With the pictures omitted, write out the entries that follow exactly as they stand.

^^^^^^^^^^^^^^^^

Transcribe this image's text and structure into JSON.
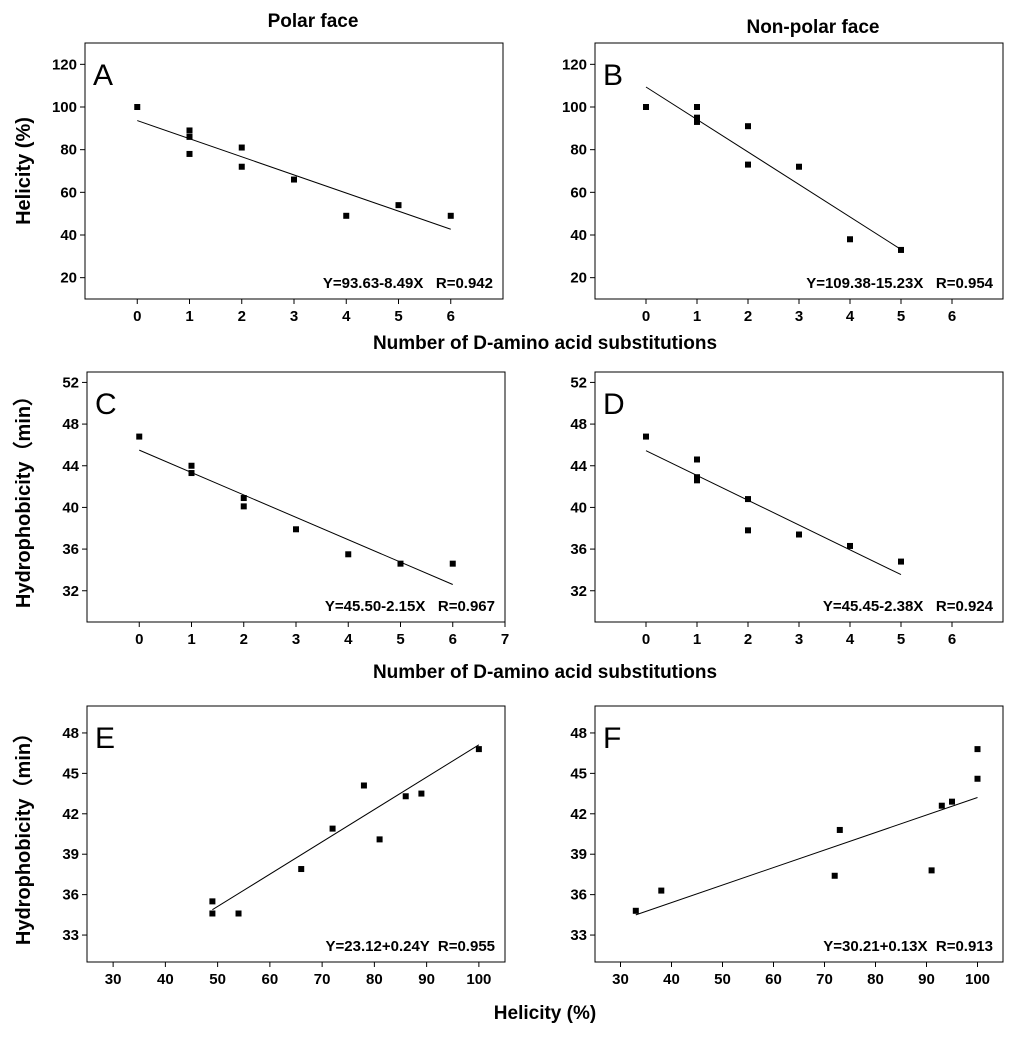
{
  "figure": {
    "column_titles": [
      "Polar face",
      "Non-polar face"
    ],
    "shared_xlabels": [
      "Number of D-amino acid substitutions",
      "Number of D-amino acid substitutions",
      "Helicity (%)"
    ]
  },
  "chart_data": [
    {
      "panel": "A",
      "type": "scatter",
      "ylabel": "Helicity (%)",
      "xlim": [
        -1,
        7
      ],
      "ylim": [
        10,
        130
      ],
      "xticks": [
        0,
        1,
        2,
        3,
        4,
        5,
        6
      ],
      "yticks": [
        20,
        40,
        60,
        80,
        100,
        120
      ],
      "points": [
        [
          0,
          100
        ],
        [
          1,
          89
        ],
        [
          1,
          86
        ],
        [
          1,
          78
        ],
        [
          2,
          81
        ],
        [
          2,
          72
        ],
        [
          3,
          66
        ],
        [
          4,
          49
        ],
        [
          5,
          54
        ],
        [
          6,
          49
        ]
      ],
      "fit": {
        "intercept": 93.63,
        "slope": -8.49,
        "x_range": [
          0,
          6
        ]
      },
      "equation": "Y=93.63-8.49X   R=0.942"
    },
    {
      "panel": "B",
      "type": "scatter",
      "ylabel": "",
      "xlim": [
        -1,
        7
      ],
      "ylim": [
        10,
        130
      ],
      "xticks": [
        0,
        1,
        2,
        3,
        4,
        5,
        6
      ],
      "yticks": [
        20,
        40,
        60,
        80,
        100,
        120
      ],
      "points": [
        [
          0,
          100
        ],
        [
          1,
          100
        ],
        [
          1,
          95
        ],
        [
          1,
          93
        ],
        [
          2,
          91
        ],
        [
          2,
          73
        ],
        [
          3,
          72
        ],
        [
          4,
          38
        ],
        [
          5,
          33
        ]
      ],
      "fit": {
        "intercept": 109.38,
        "slope": -15.23,
        "x_range": [
          0,
          5
        ]
      },
      "equation": "Y=109.38-15.23X   R=0.954"
    },
    {
      "panel": "C",
      "type": "scatter",
      "ylabel": "Hydrophobicity（min）",
      "xlim": [
        -1,
        7
      ],
      "ylim": [
        29,
        53
      ],
      "xticks": [
        0,
        1,
        2,
        3,
        4,
        5,
        6,
        7
      ],
      "yticks": [
        32,
        36,
        40,
        44,
        48,
        52
      ],
      "points": [
        [
          0,
          46.8
        ],
        [
          1,
          44.0
        ],
        [
          1,
          43.3
        ],
        [
          2,
          40.9
        ],
        [
          2,
          40.1
        ],
        [
          3,
          37.9
        ],
        [
          4,
          35.5
        ],
        [
          5,
          34.6
        ],
        [
          6,
          34.6
        ]
      ],
      "fit": {
        "intercept": 45.5,
        "slope": -2.15,
        "x_range": [
          0,
          6
        ]
      },
      "equation": "Y=45.50-2.15X   R=0.967"
    },
    {
      "panel": "D",
      "type": "scatter",
      "ylabel": "",
      "xlim": [
        -1,
        7
      ],
      "ylim": [
        29,
        53
      ],
      "xticks": [
        0,
        1,
        2,
        3,
        4,
        5,
        6
      ],
      "yticks": [
        32,
        36,
        40,
        44,
        48,
        52
      ],
      "points": [
        [
          0,
          46.8
        ],
        [
          1,
          44.6
        ],
        [
          1,
          42.9
        ],
        [
          1,
          42.6
        ],
        [
          2,
          40.8
        ],
        [
          2,
          37.8
        ],
        [
          3,
          37.4
        ],
        [
          4,
          36.3
        ],
        [
          5,
          34.8
        ]
      ],
      "fit": {
        "intercept": 45.45,
        "slope": -2.38,
        "x_range": [
          0,
          5
        ]
      },
      "equation": "Y=45.45-2.38X   R=0.924"
    },
    {
      "panel": "E",
      "type": "scatter",
      "ylabel": "Hydrophobicity（min）",
      "xlim": [
        25,
        105
      ],
      "ylim": [
        31,
        50
      ],
      "xticks": [
        30,
        40,
        50,
        60,
        70,
        80,
        90,
        100
      ],
      "yticks": [
        33,
        36,
        39,
        42,
        45,
        48
      ],
      "points": [
        [
          49,
          35.5
        ],
        [
          49,
          34.6
        ],
        [
          54,
          34.6
        ],
        [
          66,
          37.9
        ],
        [
          72,
          40.9
        ],
        [
          78,
          44.1
        ],
        [
          81,
          40.1
        ],
        [
          86,
          43.3
        ],
        [
          89,
          43.5
        ],
        [
          100,
          46.8
        ]
      ],
      "fit": {
        "intercept": 23.12,
        "slope": 0.24,
        "x_range": [
          49,
          100
        ]
      },
      "equation": "Y=23.12+0.24Y  R=0.955"
    },
    {
      "panel": "F",
      "type": "scatter",
      "ylabel": "",
      "xlim": [
        25,
        105
      ],
      "ylim": [
        31,
        50
      ],
      "xticks": [
        30,
        40,
        50,
        60,
        70,
        80,
        90,
        100
      ],
      "yticks": [
        33,
        36,
        39,
        42,
        45,
        48
      ],
      "points": [
        [
          33,
          34.8
        ],
        [
          38,
          36.3
        ],
        [
          72,
          37.4
        ],
        [
          73,
          40.8
        ],
        [
          91,
          37.8
        ],
        [
          93,
          42.6
        ],
        [
          95,
          42.9
        ],
        [
          100,
          44.6
        ],
        [
          100,
          46.8
        ]
      ],
      "fit": {
        "intercept": 30.21,
        "slope": 0.13,
        "x_range": [
          33,
          100
        ]
      },
      "equation": "Y=30.21+0.13X  R=0.913"
    }
  ]
}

^^^^^^^^^^^^^^^^

◆ **FULL ANSWER**
Transcribe this image's text and structure into JSON.
{
  "figure": {
    "column_titles": [
      "Polar face",
      "Non-polar face"
    ],
    "shared_xlabels": [
      "Number of D-amino acid substitutions",
      "Number of D-amino acid substitutions",
      "Helicity (%)"
    ]
  },
  "chart_data": [
    {
      "panel": "A",
      "type": "scatter",
      "ylabel": "Helicity (%)",
      "xlim": [
        -1,
        7
      ],
      "ylim": [
        10,
        130
      ],
      "xticks": [
        0,
        1,
        2,
        3,
        4,
        5,
        6
      ],
      "yticks": [
        20,
        40,
        60,
        80,
        100,
        120
      ],
      "points": [
        [
          0,
          100
        ],
        [
          1,
          89
        ],
        [
          1,
          86
        ],
        [
          1,
          78
        ],
        [
          2,
          81
        ],
        [
          2,
          72
        ],
        [
          3,
          66
        ],
        [
          4,
          49
        ],
        [
          5,
          54
        ],
        [
          6,
          49
        ]
      ],
      "fit": {
        "intercept": 93.63,
        "slope": -8.49,
        "x_range": [
          0,
          6
        ]
      },
      "equation": "Y=93.63-8.49X   R=0.942"
    },
    {
      "panel": "B",
      "type": "scatter",
      "ylabel": "",
      "xlim": [
        -1,
        7
      ],
      "ylim": [
        10,
        130
      ],
      "xticks": [
        0,
        1,
        2,
        3,
        4,
        5,
        6
      ],
      "yticks": [
        20,
        40,
        60,
        80,
        100,
        120
      ],
      "points": [
        [
          0,
          100
        ],
        [
          1,
          100
        ],
        [
          1,
          95
        ],
        [
          1,
          93
        ],
        [
          2,
          91
        ],
        [
          2,
          73
        ],
        [
          3,
          72
        ],
        [
          4,
          38
        ],
        [
          5,
          33
        ]
      ],
      "fit": {
        "intercept": 109.38,
        "slope": -15.23,
        "x_range": [
          0,
          5
        ]
      },
      "equation": "Y=109.38-15.23X   R=0.954"
    },
    {
      "panel": "C",
      "type": "scatter",
      "ylabel": "Hydrophobicity（min）",
      "xlim": [
        -1,
        7
      ],
      "ylim": [
        29,
        53
      ],
      "xticks": [
        0,
        1,
        2,
        3,
        4,
        5,
        6,
        7
      ],
      "yticks": [
        32,
        36,
        40,
        44,
        48,
        52
      ],
      "points": [
        [
          0,
          46.8
        ],
        [
          1,
          44.0
        ],
        [
          1,
          43.3
        ],
        [
          2,
          40.9
        ],
        [
          2,
          40.1
        ],
        [
          3,
          37.9
        ],
        [
          4,
          35.5
        ],
        [
          5,
          34.6
        ],
        [
          6,
          34.6
        ]
      ],
      "fit": {
        "intercept": 45.5,
        "slope": -2.15,
        "x_range": [
          0,
          6
        ]
      },
      "equation": "Y=45.50-2.15X   R=0.967"
    },
    {
      "panel": "D",
      "type": "scatter",
      "ylabel": "",
      "xlim": [
        -1,
        7
      ],
      "ylim": [
        29,
        53
      ],
      "xticks": [
        0,
        1,
        2,
        3,
        4,
        5,
        6
      ],
      "yticks": [
        32,
        36,
        40,
        44,
        48,
        52
      ],
      "points": [
        [
          0,
          46.8
        ],
        [
          1,
          44.6
        ],
        [
          1,
          42.9
        ],
        [
          1,
          42.6
        ],
        [
          2,
          40.8
        ],
        [
          2,
          37.8
        ],
        [
          3,
          37.4
        ],
        [
          4,
          36.3
        ],
        [
          5,
          34.8
        ]
      ],
      "fit": {
        "intercept": 45.45,
        "slope": -2.38,
        "x_range": [
          0,
          5
        ]
      },
      "equation": "Y=45.45-2.38X   R=0.924"
    },
    {
      "panel": "E",
      "type": "scatter",
      "ylabel": "Hydrophobicity（min）",
      "xlim": [
        25,
        105
      ],
      "ylim": [
        31,
        50
      ],
      "xticks": [
        30,
        40,
        50,
        60,
        70,
        80,
        90,
        100
      ],
      "yticks": [
        33,
        36,
        39,
        42,
        45,
        48
      ],
      "points": [
        [
          49,
          35.5
        ],
        [
          49,
          34.6
        ],
        [
          54,
          34.6
        ],
        [
          66,
          37.9
        ],
        [
          72,
          40.9
        ],
        [
          78,
          44.1
        ],
        [
          81,
          40.1
        ],
        [
          86,
          43.3
        ],
        [
          89,
          43.5
        ],
        [
          100,
          46.8
        ]
      ],
      "fit": {
        "intercept": 23.12,
        "slope": 0.24,
        "x_range": [
          49,
          100
        ]
      },
      "equation": "Y=23.12+0.24Y  R=0.955"
    },
    {
      "panel": "F",
      "type": "scatter",
      "ylabel": "",
      "xlim": [
        25,
        105
      ],
      "ylim": [
        31,
        50
      ],
      "xticks": [
        30,
        40,
        50,
        60,
        70,
        80,
        90,
        100
      ],
      "yticks": [
        33,
        36,
        39,
        42,
        45,
        48
      ],
      "points": [
        [
          33,
          34.8
        ],
        [
          38,
          36.3
        ],
        [
          72,
          37.4
        ],
        [
          73,
          40.8
        ],
        [
          91,
          37.8
        ],
        [
          93,
          42.6
        ],
        [
          95,
          42.9
        ],
        [
          100,
          44.6
        ],
        [
          100,
          46.8
        ]
      ],
      "fit": {
        "intercept": 30.21,
        "slope": 0.13,
        "x_range": [
          33,
          100
        ]
      },
      "equation": "Y=30.21+0.13X  R=0.913"
    }
  ]
}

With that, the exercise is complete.